--- GOAL OF THE EXERCISE ---
Leave out the pictures, then reproduce the rest of the material exactly.

--- EXCERPTED DATA ---
=-=-=-=-=

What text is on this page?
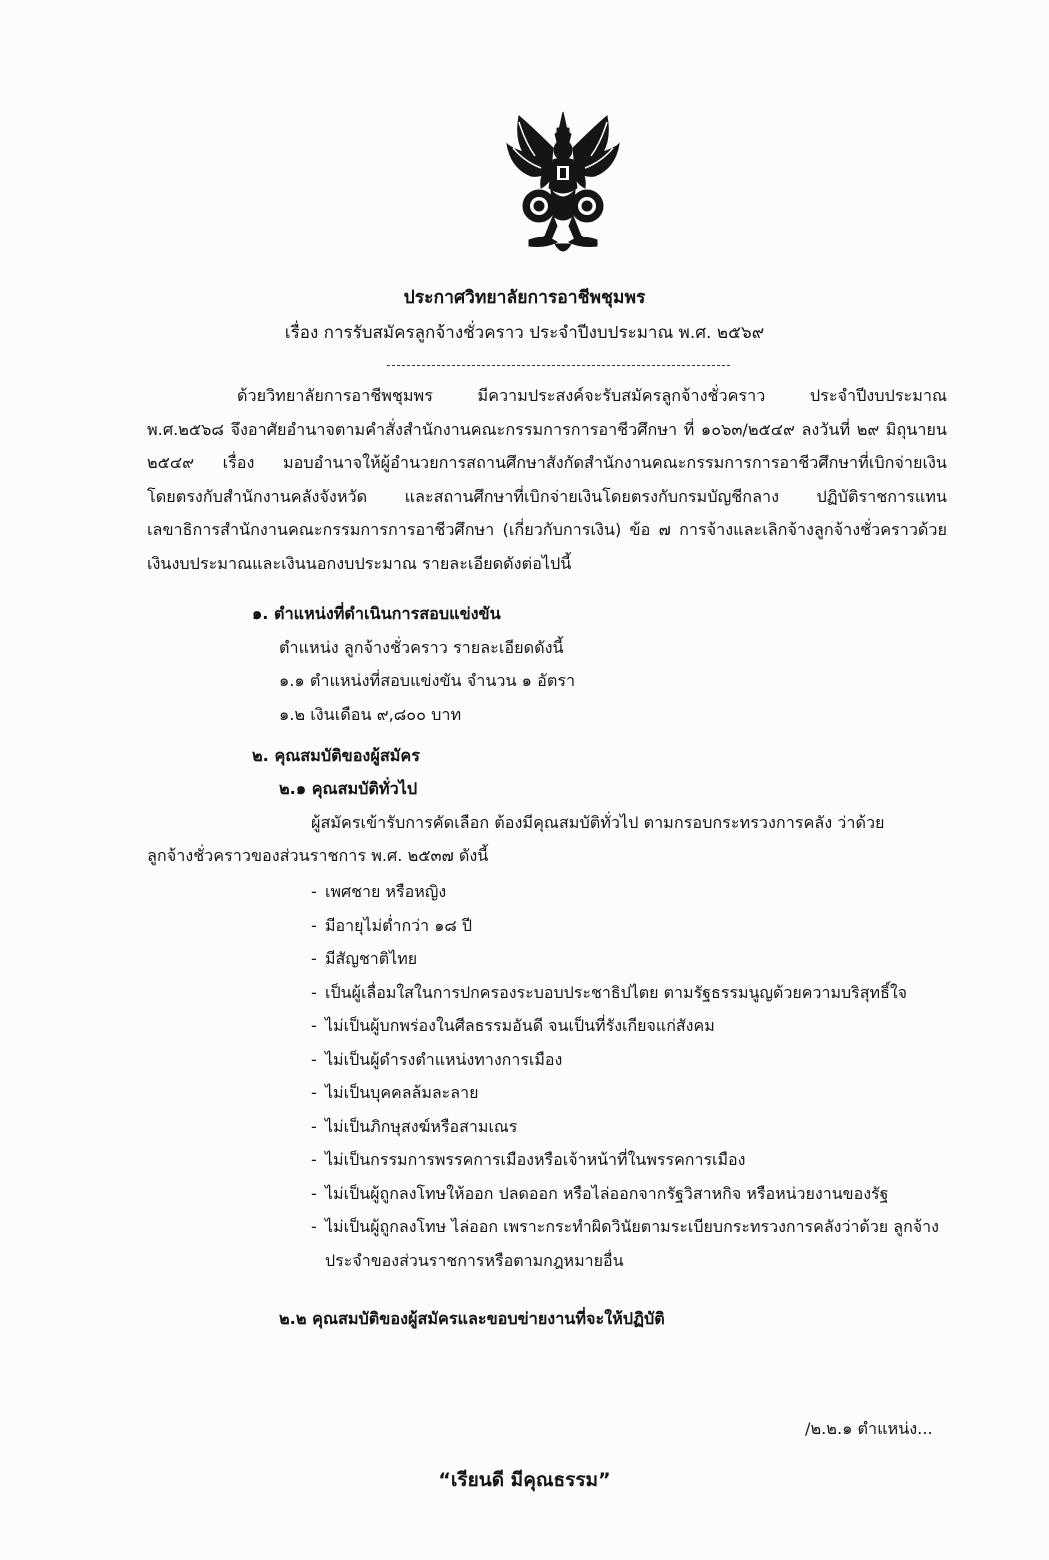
ประกาศวิทยาลัยการอาชีพชุมพร
เรื่อง การรับสมัครลูกจ้างชั่วคราว ประจำปีงบประมาณ พ.ศ. ๒๕๖๙

ด้วยวิทยาลัยการอาชีพชุมพร มีความประสงค์จะรับสมัครลูกจ้างชั่วคราว ประจำปีงบประมาณ พ.ศ.๒๕๖๘ จึงอาศัยอำนาจตามคำสั่งสำนักงานคณะกรรมการการอาชีวศึกษา ที่ ๑๐๖๓/๒๕๔๙ ลงวันที่ ๒๙ มิถุนายน ๒๕๔๙ เรื่อง มอบอำนาจให้ผู้อำนวยการสถานศึกษาสังกัดสำนักงานคณะกรรมการการอาชีวศึกษาที่เบิกจ่ายเงินโดยตรงกับสำนักงานคลังจังหวัด และสถานศึกษาที่เบิกจ่ายเงินโดยตรงกับกรมบัญชีกลาง ปฏิบัติราชการแทนเลขาธิการสำนักงานคณะกรรมการการอาชีวศึกษา (เกี่ยวกับการเงิน) ข้อ ๗ การจ้างและเลิกจ้างลูกจ้างชั่วคราวด้วยเงินงบประมาณและเงินนอกงบประมาณ รายละเอียดดังต่อไปนี้

๑. ตำแหน่งที่ดำเนินการสอบแข่งขัน
ตำแหน่ง ลูกจ้างชั่วคราว รายละเอียดดังนี้
๑.๑ ตำแหน่งที่สอบแข่งขัน จำนวน ๑ อัตรา
๑.๒ เงินเดือน ๙,๘๐๐ บาท
๒. คุณสมบัติของผู้สมัคร
๒.๑ คุณสมบัติทั่วไป
ผู้สมัครเข้ารับการคัดเลือก ต้องมีคุณสมบัติทั่วไป ตามกรอบกระทรวงการคลัง ว่าด้วย
ลูกจ้างชั่วคราวของส่วนราชการ พ.ศ. ๒๕๓๗ ดังนี้
- เพศชาย หรือหญิง
- มีอายุไม่ต่ำกว่า ๑๘ ปี
- มีสัญชาติไทย
- เป็นผู้เลื่อมใสในการปกครองระบอบประชาธิปไตย ตามรัฐธรรมนูญด้วยความบริสุทธิ์ใจ
- ไม่เป็นผู้บกพร่องในศีลธรรมอันดี จนเป็นที่รังเกียจแก่สังคม
- ไม่เป็นผู้ดำรงตำแหน่งทางการเมือง
- ไม่เป็นบุคคลล้มละลาย
- ไม่เป็นภิกษุสงฆ์หรือสามเณร
- ไม่เป็นกรรมการพรรคการเมืองหรือเจ้าหน้าที่ในพรรคการเมือง
- ไม่เป็นผู้ถูกลงโทษให้ออก ปลดออก หรือไล่ออกจากรัฐวิสาหกิจ หรือหน่วยงานของรัฐ
- ไม่เป็นผู้ถูกลงโทษ ไล่ออก เพราะกระทำผิดวินัยตามระเบียบกระทรวงการคลังว่าด้วย ลูกจ้างประจำของส่วนราชการหรือตามกฎหมายอื่น
๒.๒ คุณสมบัติของผู้สมัครและขอบข่ายงานที่จะให้ปฏิบัติ
/๒.๒.๑ ตำแหน่ง...
“เรียนดี มีคุณธรรม”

=-=-=-=-=

--- THE RESPONSE ---
What text is on this page?
ประกาศวิทยาลัยการอาชีพชุมพร
เรื่อง การรับสมัครลูกจ้างชั่วคราว ประจำปีงบประมาณ พ.ศ. ๒๕๖๙

ด้วยวิทยาลัยการอาชีพชุมพร มีความประสงค์จะรับสมัครลูกจ้างชั่วคราว ประจำปีงบประมาณ พ.ศ.๒๕๖๘ จึงอาศัยอำนาจตามคำสั่งสำนักงานคณะกรรมการการอาชีวศึกษา ที่ ๑๐๖๓/๒๕๔๙ ลงวันที่ ๒๙ มิถุนายน ๒๕๔๙ เรื่อง มอบอำนาจให้ผู้อำนวยการสถานศึกษาสังกัดสำนักงานคณะกรรมการการอาชีวศึกษาที่เบิกจ่ายเงินโดยตรงกับสำนักงานคลังจังหวัด และสถานศึกษาที่เบิกจ่ายเงินโดยตรงกับกรมบัญชีกลาง ปฏิบัติราชการแทนเลขาธิการสำนักงานคณะกรรมการการอาชีวศึกษา (เกี่ยวกับการเงิน) ข้อ ๗ การจ้างและเลิกจ้างลูกจ้างชั่วคราวด้วยเงินงบประมาณและเงินนอกงบประมาณ รายละเอียดดังต่อไปนี้

๑. ตำแหน่งที่ดำเนินการสอบแข่งขัน
ตำแหน่ง ลูกจ้างชั่วคราว รายละเอียดดังนี้
๑.๑ ตำแหน่งที่สอบแข่งขัน จำนวน ๑ อัตรา
๑.๒ เงินเดือน ๙,๘๐๐ บาท
๒. คุณสมบัติของผู้สมัคร
๒.๑ คุณสมบัติทั่วไป
ผู้สมัครเข้ารับการคัดเลือก ต้องมีคุณสมบัติทั่วไป ตามกรอบกระทรวงการคลัง ว่าด้วย
ลูกจ้างชั่วคราวของส่วนราชการ พ.ศ. ๒๕๓๗ ดังนี้
- เพศชาย หรือหญิง
- มีอายุไม่ต่ำกว่า ๑๘ ปี
- มีสัญชาติไทย
- เป็นผู้เลื่อมใสในการปกครองระบอบประชาธิปไตย ตามรัฐธรรมนูญด้วยความบริสุทธิ์ใจ
- ไม่เป็นผู้บกพร่องในศีลธรรมอันดี จนเป็นที่รังเกียจแก่สังคม
- ไม่เป็นผู้ดำรงตำแหน่งทางการเมือง
- ไม่เป็นบุคคลล้มละลาย
- ไม่เป็นภิกษุสงฆ์หรือสามเณร
- ไม่เป็นกรรมการพรรคการเมืองหรือเจ้าหน้าที่ในพรรคการเมือง
- ไม่เป็นผู้ถูกลงโทษให้ออก ปลดออก หรือไล่ออกจากรัฐวิสาหกิจ หรือหน่วยงานของรัฐ
- ไม่เป็นผู้ถูกลงโทษ ไล่ออก เพราะกระทำผิดวินัยตามระเบียบกระทรวงการคลังว่าด้วย ลูกจ้างประจำของส่วนราชการหรือตามกฎหมายอื่น
๒.๒ คุณสมบัติของผู้สมัครและขอบข่ายงานที่จะให้ปฏิบัติ
/๒.๒.๑ ตำแหน่ง...
“เรียนดี มีคุณธรรม”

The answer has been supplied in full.